Problem to solve: Reproduce the listing below word for word, with no pictures.

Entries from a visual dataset
· · · · · · ·

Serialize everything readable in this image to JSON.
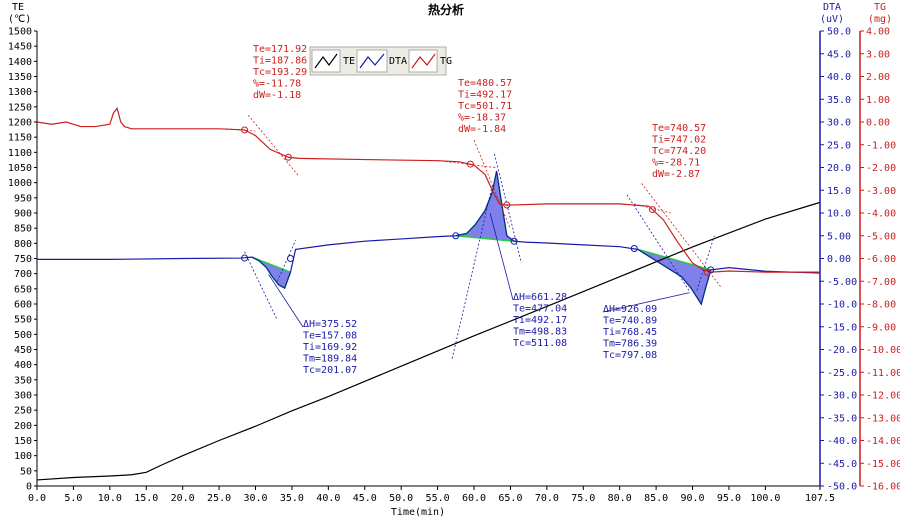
{
  "chart_data": {
    "type": "line",
    "title": "热分析",
    "xlabel": "Time(min)",
    "xlim": [
      0,
      107.5
    ],
    "x_ticks": [
      0,
      5,
      10,
      15,
      20,
      25,
      30,
      35,
      40,
      45,
      50,
      55,
      60,
      65,
      70,
      75,
      80,
      85,
      90,
      95,
      100,
      107.5
    ],
    "x_tick_labels": [
      "0.0",
      "5.0",
      "10.0",
      "15.0",
      "20.0",
      "25.0",
      "30.0",
      "35.0",
      "40.0",
      "45.0",
      "50.0",
      "55.0",
      "60.0",
      "65.0",
      "70.0",
      "75.0",
      "80.0",
      "85.0",
      "90.0",
      "95.0",
      "100.0",
      "107.5"
    ],
    "axes": {
      "te": {
        "label": "TE",
        "unit": "(℃)",
        "ylim": [
          0,
          1500
        ],
        "color": "#000000",
        "ticks": [
          0,
          50,
          100,
          150,
          200,
          250,
          300,
          350,
          400,
          450,
          500,
          550,
          600,
          650,
          700,
          750,
          800,
          850,
          900,
          950,
          1000,
          1050,
          1100,
          1150,
          1200,
          1250,
          1300,
          1350,
          1400,
          1450,
          1500
        ],
        "tick_labels": [
          "0",
          "50",
          "100",
          "150",
          "200",
          "250",
          "300",
          "350",
          "400",
          "450",
          "500",
          "550",
          "600",
          "650",
          "700",
          "750",
          "800",
          "850",
          "900",
          "950",
          "1000",
          "1050",
          "1100",
          "1150",
          "1200",
          "1250",
          "1300",
          "1350",
          "1400",
          "1450",
          "1500"
        ]
      },
      "dta": {
        "label": "DTA",
        "unit": "(uV)",
        "ylim": [
          -50,
          50
        ],
        "color": "#1a1aa8",
        "ticks": [
          50,
          45,
          40,
          35,
          30,
          25,
          20,
          15,
          10,
          5,
          0,
          -5,
          -10,
          -15,
          -20,
          -25,
          -30,
          -35,
          -40,
          -45,
          -50
        ],
        "tick_labels": [
          "50.0",
          "45.0",
          "40.0",
          "35.0",
          "30.0",
          "25.0",
          "20.0",
          "15.0",
          "10.0",
          "5.00",
          "0.00",
          "-5.00",
          "-10.0",
          "-15.0",
          "-20.0",
          "-25.0",
          "-30.0",
          "-35.0",
          "-40.0",
          "-45.0",
          "-50.0"
        ]
      },
      "tg": {
        "label": "TG",
        "unit": "(mg)",
        "ylim": [
          -16,
          4
        ],
        "color": "#cc1e1e",
        "ticks": [
          4,
          3,
          2,
          1,
          0,
          -1,
          -2,
          -3,
          -4,
          -5,
          -6,
          -7,
          -8,
          -9,
          -10,
          -11,
          -12,
          -13,
          -14,
          -15,
          -16
        ],
        "tick_labels": [
          "4.00",
          "3.00",
          "2.00",
          "1.00",
          "0.00",
          "-1.00",
          "-2.00",
          "-3.00",
          "-4.00",
          "-5.00",
          "-6.00",
          "-7.00",
          "-8.00",
          "-9.00",
          "-10.00",
          "-11.00",
          "-12.00",
          "-13.00",
          "-14.00",
          "-15.00",
          "-16.00"
        ]
      }
    },
    "legend": {
      "placement": "top-center",
      "entries": [
        "TE",
        "DTA",
        "TG"
      ]
    },
    "grid": false,
    "series": [
      {
        "name": "TE",
        "axis": "te",
        "color": "#000000",
        "x": [
          0,
          5,
          10,
          13,
          15,
          17,
          20,
          25,
          30,
          35,
          40,
          50,
          60,
          70,
          80,
          90,
          100,
          107.5
        ],
        "y": [
          20,
          28,
          33,
          37,
          45,
          68,
          100,
          150,
          197,
          248,
          295,
          395,
          495,
          592,
          690,
          788,
          880,
          935
        ]
      },
      {
        "name": "DTA",
        "axis": "dta",
        "color": "#1a1aa8",
        "x": [
          0,
          10,
          20,
          28,
          29.5,
          30.5,
          31.5,
          32.3,
          33.2,
          34,
          34.8,
          35.5,
          40,
          45,
          50,
          55,
          57.5,
          59,
          60.2,
          61.5,
          62.5,
          63.1,
          63.8,
          64.5,
          65.5,
          67,
          70,
          75,
          80,
          82.5,
          84,
          85.5,
          87,
          88.5,
          89.8,
          90.6,
          91.2,
          91.7,
          92.5,
          95,
          100,
          107.5
        ],
        "y": [
          -0.2,
          -0.2,
          0.0,
          0.1,
          0.3,
          -0.5,
          -2.0,
          -4.0,
          -5.8,
          -6.5,
          -3.0,
          2.0,
          3.0,
          3.8,
          4.3,
          4.8,
          5.0,
          5.5,
          7.5,
          10.5,
          14.5,
          19.2,
          12.0,
          5.0,
          3.8,
          3.6,
          3.4,
          3.0,
          2.6,
          2.0,
          0.5,
          -1.0,
          -2.5,
          -4.0,
          -6.5,
          -8.5,
          -10.0,
          -7.0,
          -2.5,
          -2.0,
          -2.8,
          -3.2
        ]
      },
      {
        "name": "TG",
        "axis": "tg",
        "color": "#cc1e1e",
        "x": [
          0,
          2,
          4,
          6,
          8,
          10,
          10.5,
          11,
          11.5,
          12,
          13,
          20,
          25,
          28.5,
          30,
          32,
          34.5,
          36,
          45,
          55,
          58,
          60,
          61.5,
          62.5,
          63.5,
          64.5,
          65,
          70,
          80,
          84,
          86,
          88,
          90,
          91.5,
          92.5,
          95,
          100,
          107.5
        ],
        "y": [
          0.0,
          -0.1,
          0.0,
          -0.2,
          -0.2,
          -0.1,
          0.4,
          0.6,
          0.0,
          -0.2,
          -0.3,
          -0.3,
          -0.3,
          -0.35,
          -0.6,
          -1.2,
          -1.55,
          -1.6,
          -1.65,
          -1.7,
          -1.75,
          -1.9,
          -2.3,
          -3.0,
          -3.6,
          -3.65,
          -3.65,
          -3.6,
          -3.6,
          -3.7,
          -4.3,
          -5.3,
          -6.2,
          -6.5,
          -6.6,
          -6.55,
          -6.6,
          -6.6
        ]
      }
    ],
    "peaks": [
      {
        "lines": [
          "ΔH=375.52",
          "Te=157.08",
          "Ti=169.92",
          "Tm=189.84",
          "Tc=201.07"
        ]
      },
      {
        "lines": [
          "ΔH=661.28",
          "Te=477.04",
          "Ti=492.17",
          "Tm=498.83",
          "Tc=511.08"
        ]
      },
      {
        "lines": [
          "ΔH=926.09",
          "Te=740.89",
          "Ti=768.45",
          "Tm=786.39",
          "Tc=797.08"
        ]
      }
    ],
    "steps": [
      {
        "lines": [
          "Te=171.92",
          "Ti=187.86",
          "Tc=193.29",
          "%=-11.78",
          "dW=-1.18"
        ]
      },
      {
        "lines": [
          "Te=480.57",
          "Ti=492.17",
          "Tc=501.71",
          "%=-18.37",
          "dW=-1.84"
        ]
      },
      {
        "lines": [
          "Te=740.57",
          "Ti=747.02",
          "Tc=774.20",
          "%=-28.71",
          "dW=-2.87"
        ]
      }
    ]
  }
}
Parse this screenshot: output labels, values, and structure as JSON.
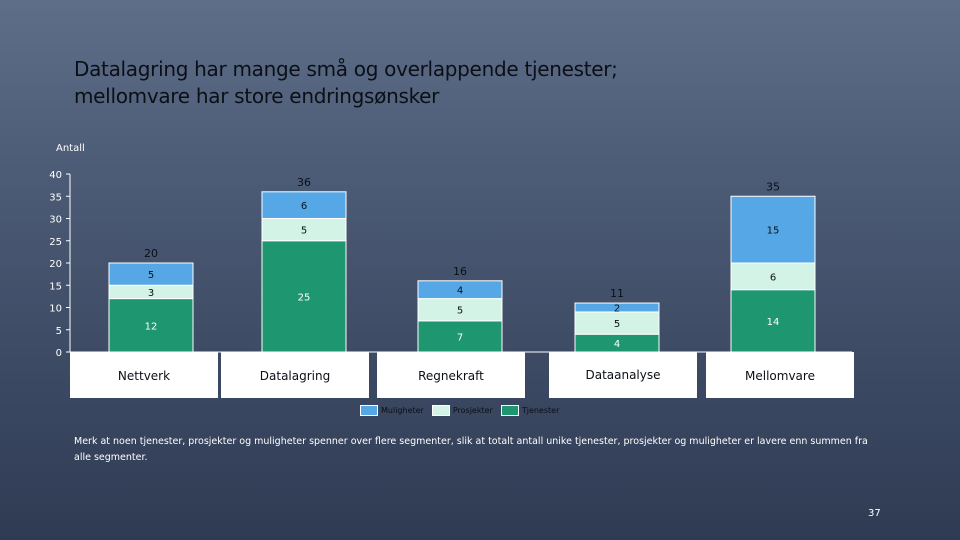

· · · · · · ·

Expected output:
Serialize everything readable in this image to JSON.
{
  "chart_data": {
    "type": "line",
    "title": "热分析",
    "xlabel": "Time(min)",
    "xlim": [
      0,
      107.5
    ],
    "x_ticks": [
      0,
      5,
      10,
      15,
      20,
      25,
      30,
      35,
      40,
      45,
      50,
      55,
      60,
      65,
      70,
      75,
      80,
      85,
      90,
      95,
      100,
      107.5
    ],
    "x_tick_labels": [
      "0.0",
      "5.0",
      "10.0",
      "15.0",
      "20.0",
      "25.0",
      "30.0",
      "35.0",
      "40.0",
      "45.0",
      "50.0",
      "55.0",
      "60.0",
      "65.0",
      "70.0",
      "75.0",
      "80.0",
      "85.0",
      "90.0",
      "95.0",
      "100.0",
      "107.5"
    ],
    "axes": {
      "te": {
        "label": "TE",
        "unit": "(℃)",
        "ylim": [
          0,
          1500
        ],
        "color": "#000000",
        "ticks": [
          0,
          50,
          100,
          150,
          200,
          250,
          300,
          350,
          400,
          450,
          500,
          550,
          600,
          650,
          700,
          750,
          800,
          850,
          900,
          950,
          1000,
          1050,
          1100,
          1150,
          1200,
          1250,
          1300,
          1350,
          1400,
          1450,
          1500
        ],
        "tick_labels": [
          "0",
          "50",
          "100",
          "150",
          "200",
          "250",
          "300",
          "350",
          "400",
          "450",
          "500",
          "550",
          "600",
          "650",
          "700",
          "750",
          "800",
          "850",
          "900",
          "950",
          "1000",
          "1050",
          "1100",
          "1150",
          "1200",
          "1250",
          "1300",
          "1350",
          "1400",
          "1450",
          "1500"
        ]
      },
      "dta": {
        "label": "DTA",
        "unit": "(uV)",
        "ylim": [
          -50,
          50
        ],
        "color": "#1a1aa8",
        "ticks": [
          50,
          45,
          40,
          35,
          30,
          25,
          20,
          15,
          10,
          5,
          0,
          -5,
          -10,
          -15,
          -20,
          -25,
          -30,
          -35,
          -40,
          -45,
          -50
        ],
        "tick_labels": [
          "50.0",
          "45.0",
          "40.0",
          "35.0",
          "30.0",
          "25.0",
          "20.0",
          "15.0",
          "10.0",
          "5.00",
          "0.00",
          "-5.00",
          "-10.0",
          "-15.0",
          "-20.0",
          "-25.0",
          "-30.0",
          "-35.0",
          "-40.0",
          "-45.0",
          "-50.0"
        ]
      },
      "tg": {
        "label": "TG",
        "unit": "(mg)",
        "ylim": [
          -16,
          4
        ],
        "color": "#cc1e1e",
        "ticks": [
          4,
          3,
          2,
          1,
          0,
          -1,
          -2,
          -3,
          -4,
          -5,
          -6,
          -7,
          -8,
          -9,
          -10,
          -11,
          -12,
          -13,
          -14,
          -15,
          -16
        ],
        "tick_labels": [
          "4.00",
          "3.00",
          "2.00",
          "1.00",
          "0.00",
          "-1.00",
          "-2.00",
          "-3.00",
          "-4.00",
          "-5.00",
          "-6.00",
          "-7.00",
          "-8.00",
          "-9.00",
          "-10.00",
          "-11.00",
          "-12.00",
          "-13.00",
          "-14.00",
          "-15.00",
          "-16.00"
        ]
      }
    },
    "legend": {
      "placement": "top-center",
      "entries": [
        "TE",
        "DTA",
        "TG"
      ]
    },
    "grid": false,
    "series": [
      {
        "name": "TE",
        "axis": "te",
        "color": "#000000",
        "x": [
          0,
          5,
          10,
          13,
          15,
          17,
          20,
          25,
          30,
          35,
          40,
          50,
          60,
          70,
          80,
          90,
          100,
          107.5
        ],
        "y": [
          20,
          28,
          33,
          37,
          45,
          68,
          100,
          150,
          197,
          248,
          295,
          395,
          495,
          592,
          690,
          788,
          880,
          935
        ]
      },
      {
        "name": "DTA",
        "axis": "dta",
        "color": "#1a1aa8",
        "x": [
          0,
          10,
          20,
          28,
          29.5,
          30.5,
          31.5,
          32.3,
          33.2,
          34,
          34.8,
          35.5,
          40,
          45,
          50,
          55,
          57.5,
          59,
          60.2,
          61.5,
          62.5,
          63.1,
          63.8,
          64.5,
          65.5,
          67,
          70,
          75,
          80,
          82.5,
          84,
          85.5,
          87,
          88.5,
          89.8,
          90.6,
          91.2,
          91.7,
          92.5,
          95,
          100,
          107.5
        ],
        "y": [
          -0.2,
          -0.2,
          0.0,
          0.1,
          0.3,
          -0.5,
          -2.0,
          -4.0,
          -5.8,
          -6.5,
          -3.0,
          2.0,
          3.0,
          3.8,
          4.3,
          4.8,
          5.0,
          5.5,
          7.5,
          10.5,
          14.5,
          19.2,
          12.0,
          5.0,
          3.8,
          3.6,
          3.4,
          3.0,
          2.6,
          2.0,
          0.5,
          -1.0,
          -2.5,
          -4.0,
          -6.5,
          -8.5,
          -10.0,
          -7.0,
          -2.5,
          -2.0,
          -2.8,
          -3.2
        ]
      },
      {
        "name": "TG",
        "axis": "tg",
        "color": "#cc1e1e",
        "x": [
          0,
          2,
          4,
          6,
          8,
          10,
          10.5,
          11,
          11.5,
          12,
          13,
          20,
          25,
          28.5,
          30,
          32,
          34.5,
          36,
          45,
          55,
          58,
          60,
          61.5,
          62.5,
          63.5,
          64.5,
          65,
          70,
          80,
          84,
          86,
          88,
          90,
          91.5,
          92.5,
          95,
          100,
          107.5
        ],
        "y": [
          0.0,
          -0.1,
          0.0,
          -0.2,
          -0.2,
          -0.1,
          0.4,
          0.6,
          0.0,
          -0.2,
          -0.3,
          -0.3,
          -0.3,
          -0.35,
          -0.6,
          -1.2,
          -1.55,
          -1.6,
          -1.65,
          -1.7,
          -1.75,
          -1.9,
          -2.3,
          -3.0,
          -3.6,
          -3.65,
          -3.65,
          -3.6,
          -3.6,
          -3.7,
          -4.3,
          -5.3,
          -6.2,
          -6.5,
          -6.6,
          -6.55,
          -6.6,
          -6.6
        ]
      }
    ],
    "peaks": [
      {
        "lines": [
          "ΔH=375.52",
          "Te=157.08",
          "Ti=169.92",
          "Tm=189.84",
          "Tc=201.07"
        ]
      },
      {
        "lines": [
          "ΔH=661.28",
          "Te=477.04",
          "Ti=492.17",
          "Tm=498.83",
          "Tc=511.08"
        ]
      },
      {
        "lines": [
          "ΔH=926.09",
          "Te=740.89",
          "Ti=768.45",
          "Tm=786.39",
          "Tc=797.08"
        ]
      }
    ],
    "steps": [
      {
        "lines": [
          "Te=171.92",
          "Ti=187.86",
          "Tc=193.29",
          "%=-11.78",
          "dW=-1.18"
        ]
      },
      {
        "lines": [
          "Te=480.57",
          "Ti=492.17",
          "Tc=501.71",
          "%=-18.37",
          "dW=-1.84"
        ]
      },
      {
        "lines": [
          "Te=740.57",
          "Ti=747.02",
          "Tc=774.20",
          "%=-28.71",
          "dW=-2.87"
        ]
      }
    ]
  }
}
Parse this screenshot: output labels, values, and structure as JSON.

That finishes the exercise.